- **TEXT SECTION**:

──────────

“Mago Stronghold” is a magical (read gynocentric) word that engenders the power of the Great Goddess. Survived in written and oral texts as well as geographies, it, while disclosing the plot of magna-matricide (killing of the Great Mother) in patriarchal mytho-historiographies, re-enthrones the Great Goddess. The Mago Stronghold talk is an outcome of a deep listening to the Story of Mago, the Mago Clan, and Old Korea. Referring to the Primordial Land of the Great Goddess, Mago Stronghold stands as a time-proven locus wherein the cosmogonic myth of the Great Goddess is spun to the history of HER descendants. It is meant to answer our ultimate questions, who I am and why we are here. It summons the S/HE reality in which all is found.
“Mago” is the East Asian word for the Great Goddess and HER Clan. Mago was brought into existence through the work of cosmic music, Palryeo (Eight Tones). S/HE is the Creatrix and the Primordial Mother. S/HE is the Cause of Life. As the head of Nine Magos (the Mago Triad and their eight daughters), the pantheon of the Primordial Divine, S/HE has laid the foundation of the solar system and has HER descendants cultivate Earth (Mago Stronghold). S/HE, the First Being, bore two daughters parthenogenetically. HER two daughters gave birth to eight daughters in all parthenogenetically. Thus comes the name, the Triad Deity (Samsin), referring to Mago and HER two daughters, Gunghui and Sohui. S/HE (and HER two daughters) is the First Sex, prior to the diversification of sexes.

──────────

- **DATA PROVIDED**:
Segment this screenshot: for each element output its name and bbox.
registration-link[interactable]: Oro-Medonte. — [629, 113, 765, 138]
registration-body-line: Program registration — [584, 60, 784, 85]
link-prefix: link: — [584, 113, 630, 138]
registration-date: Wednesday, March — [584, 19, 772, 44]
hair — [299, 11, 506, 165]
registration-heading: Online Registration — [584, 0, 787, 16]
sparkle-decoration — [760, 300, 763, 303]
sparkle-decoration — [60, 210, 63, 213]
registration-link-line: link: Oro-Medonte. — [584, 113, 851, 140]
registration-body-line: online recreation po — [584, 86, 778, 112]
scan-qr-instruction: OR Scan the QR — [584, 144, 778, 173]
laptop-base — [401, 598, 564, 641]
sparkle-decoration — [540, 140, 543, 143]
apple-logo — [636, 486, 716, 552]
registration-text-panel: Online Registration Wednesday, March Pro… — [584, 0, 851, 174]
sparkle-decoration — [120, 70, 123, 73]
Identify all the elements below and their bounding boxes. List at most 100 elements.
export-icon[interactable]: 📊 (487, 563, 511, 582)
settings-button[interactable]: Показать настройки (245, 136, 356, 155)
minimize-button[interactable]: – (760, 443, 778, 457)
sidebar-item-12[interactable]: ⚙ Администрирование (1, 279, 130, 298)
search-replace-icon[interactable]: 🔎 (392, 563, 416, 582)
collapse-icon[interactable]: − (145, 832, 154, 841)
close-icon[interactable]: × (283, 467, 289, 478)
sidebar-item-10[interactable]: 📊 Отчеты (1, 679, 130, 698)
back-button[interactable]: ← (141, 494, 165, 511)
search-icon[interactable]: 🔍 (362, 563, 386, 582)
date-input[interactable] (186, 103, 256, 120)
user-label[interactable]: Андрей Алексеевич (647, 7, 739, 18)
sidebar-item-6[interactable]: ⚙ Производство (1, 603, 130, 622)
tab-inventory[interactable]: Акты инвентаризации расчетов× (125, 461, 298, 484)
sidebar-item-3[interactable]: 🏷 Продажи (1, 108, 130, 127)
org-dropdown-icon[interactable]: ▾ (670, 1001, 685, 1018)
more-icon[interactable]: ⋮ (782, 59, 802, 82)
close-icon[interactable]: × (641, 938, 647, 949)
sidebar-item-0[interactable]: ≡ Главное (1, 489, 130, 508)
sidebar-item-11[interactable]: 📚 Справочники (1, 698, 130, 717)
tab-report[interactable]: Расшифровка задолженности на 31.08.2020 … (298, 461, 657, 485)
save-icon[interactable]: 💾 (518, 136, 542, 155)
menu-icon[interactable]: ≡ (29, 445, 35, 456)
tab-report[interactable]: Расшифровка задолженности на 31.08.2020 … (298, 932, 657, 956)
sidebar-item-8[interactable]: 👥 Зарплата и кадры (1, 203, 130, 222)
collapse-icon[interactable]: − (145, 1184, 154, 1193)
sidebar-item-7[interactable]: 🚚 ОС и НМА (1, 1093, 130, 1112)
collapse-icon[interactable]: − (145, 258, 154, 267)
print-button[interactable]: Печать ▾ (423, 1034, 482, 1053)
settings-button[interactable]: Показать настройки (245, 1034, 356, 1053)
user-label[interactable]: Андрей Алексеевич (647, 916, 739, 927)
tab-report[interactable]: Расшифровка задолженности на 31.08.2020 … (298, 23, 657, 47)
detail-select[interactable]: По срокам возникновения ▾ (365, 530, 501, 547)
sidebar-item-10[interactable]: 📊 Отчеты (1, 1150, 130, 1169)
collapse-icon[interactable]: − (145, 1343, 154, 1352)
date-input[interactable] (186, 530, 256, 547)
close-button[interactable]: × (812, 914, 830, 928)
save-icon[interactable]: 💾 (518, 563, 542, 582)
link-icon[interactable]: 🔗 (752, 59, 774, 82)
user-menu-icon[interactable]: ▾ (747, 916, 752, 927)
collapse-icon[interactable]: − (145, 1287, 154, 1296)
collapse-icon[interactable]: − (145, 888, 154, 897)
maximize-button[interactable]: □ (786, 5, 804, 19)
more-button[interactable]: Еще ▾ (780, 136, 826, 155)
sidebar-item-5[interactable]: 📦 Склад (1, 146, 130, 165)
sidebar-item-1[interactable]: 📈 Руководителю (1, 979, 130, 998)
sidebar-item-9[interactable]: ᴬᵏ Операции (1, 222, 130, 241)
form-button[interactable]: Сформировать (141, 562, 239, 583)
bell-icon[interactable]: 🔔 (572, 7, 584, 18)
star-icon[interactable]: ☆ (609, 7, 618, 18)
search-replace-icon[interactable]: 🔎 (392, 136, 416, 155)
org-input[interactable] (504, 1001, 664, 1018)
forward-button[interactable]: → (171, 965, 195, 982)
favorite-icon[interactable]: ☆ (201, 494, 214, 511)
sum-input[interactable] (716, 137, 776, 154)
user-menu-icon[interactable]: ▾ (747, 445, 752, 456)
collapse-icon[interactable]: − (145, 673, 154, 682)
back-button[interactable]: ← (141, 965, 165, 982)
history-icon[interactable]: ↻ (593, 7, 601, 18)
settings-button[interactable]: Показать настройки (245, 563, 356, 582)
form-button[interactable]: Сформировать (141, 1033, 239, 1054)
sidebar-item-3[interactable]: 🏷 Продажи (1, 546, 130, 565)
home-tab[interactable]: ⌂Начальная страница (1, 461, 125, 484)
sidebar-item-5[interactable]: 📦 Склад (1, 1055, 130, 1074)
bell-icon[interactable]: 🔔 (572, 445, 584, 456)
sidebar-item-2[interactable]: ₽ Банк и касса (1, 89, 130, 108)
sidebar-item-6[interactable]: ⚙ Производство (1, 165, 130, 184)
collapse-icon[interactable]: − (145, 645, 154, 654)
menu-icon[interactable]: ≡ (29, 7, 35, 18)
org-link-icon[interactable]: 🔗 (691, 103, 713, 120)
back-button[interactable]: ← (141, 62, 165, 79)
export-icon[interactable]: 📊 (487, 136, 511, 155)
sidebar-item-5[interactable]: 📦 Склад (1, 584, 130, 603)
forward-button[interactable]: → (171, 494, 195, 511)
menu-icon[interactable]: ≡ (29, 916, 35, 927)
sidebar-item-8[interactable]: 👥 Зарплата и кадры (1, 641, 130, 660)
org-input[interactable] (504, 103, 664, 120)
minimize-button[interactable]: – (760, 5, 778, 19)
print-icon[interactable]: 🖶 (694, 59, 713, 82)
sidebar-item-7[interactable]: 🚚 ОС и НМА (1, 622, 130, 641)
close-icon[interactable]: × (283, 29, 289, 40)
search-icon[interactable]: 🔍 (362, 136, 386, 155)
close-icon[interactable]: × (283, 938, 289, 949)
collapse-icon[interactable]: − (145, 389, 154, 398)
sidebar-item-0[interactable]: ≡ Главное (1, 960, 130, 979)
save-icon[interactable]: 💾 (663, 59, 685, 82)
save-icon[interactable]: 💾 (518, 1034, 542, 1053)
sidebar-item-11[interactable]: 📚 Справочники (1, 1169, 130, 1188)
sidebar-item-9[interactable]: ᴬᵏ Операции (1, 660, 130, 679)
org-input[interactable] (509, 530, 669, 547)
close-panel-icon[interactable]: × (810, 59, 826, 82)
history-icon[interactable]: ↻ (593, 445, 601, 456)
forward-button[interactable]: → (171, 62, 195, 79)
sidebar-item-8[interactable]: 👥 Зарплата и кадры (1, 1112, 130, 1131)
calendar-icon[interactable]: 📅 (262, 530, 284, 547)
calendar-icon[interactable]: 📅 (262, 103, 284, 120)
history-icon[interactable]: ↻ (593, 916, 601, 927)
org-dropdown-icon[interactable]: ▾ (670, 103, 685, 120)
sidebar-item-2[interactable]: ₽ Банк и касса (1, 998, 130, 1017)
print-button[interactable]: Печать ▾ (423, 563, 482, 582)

──────────

- **DESCRIPTION OF THE TASK**: In the second paragraph of the Mago text, list every title that the text applies directly to "S/HE".

- **ANSWER BELOW**:
- the Creatrix
- the Primordial Mother
- the Cause of Life
- the head of Nine Magos
- the First Being
- the First Sex